Raw records:

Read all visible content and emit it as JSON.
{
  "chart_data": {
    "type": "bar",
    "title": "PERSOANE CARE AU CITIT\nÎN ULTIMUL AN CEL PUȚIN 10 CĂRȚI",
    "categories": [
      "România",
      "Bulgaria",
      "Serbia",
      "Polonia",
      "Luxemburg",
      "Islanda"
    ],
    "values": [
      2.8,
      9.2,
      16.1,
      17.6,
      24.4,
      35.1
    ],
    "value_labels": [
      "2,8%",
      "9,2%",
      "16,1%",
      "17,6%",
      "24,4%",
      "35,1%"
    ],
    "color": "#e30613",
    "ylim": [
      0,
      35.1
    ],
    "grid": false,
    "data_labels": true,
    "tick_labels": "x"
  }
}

SHORT EXERCISE
Copy out all of the lines above exactly.

FULL RESPONSE
Read all visible content and emit it as JSON.
{
  "chart_data": {
    "type": "bar",
    "title": "PERSOANE CARE AU CITIT\nÎN ULTIMUL AN CEL PUȚIN 10 CĂRȚI",
    "categories": [
      "România",
      "Bulgaria",
      "Serbia",
      "Polonia",
      "Luxemburg",
      "Islanda"
    ],
    "values": [
      2.8,
      9.2,
      16.1,
      17.6,
      24.4,
      35.1
    ],
    "value_labels": [
      "2,8%",
      "9,2%",
      "16,1%",
      "17,6%",
      "24,4%",
      "35,1%"
    ],
    "color": "#e30613",
    "ylim": [
      0,
      35.1
    ],
    "grid": false,
    "data_labels": true,
    "tick_labels": "x"
  }
}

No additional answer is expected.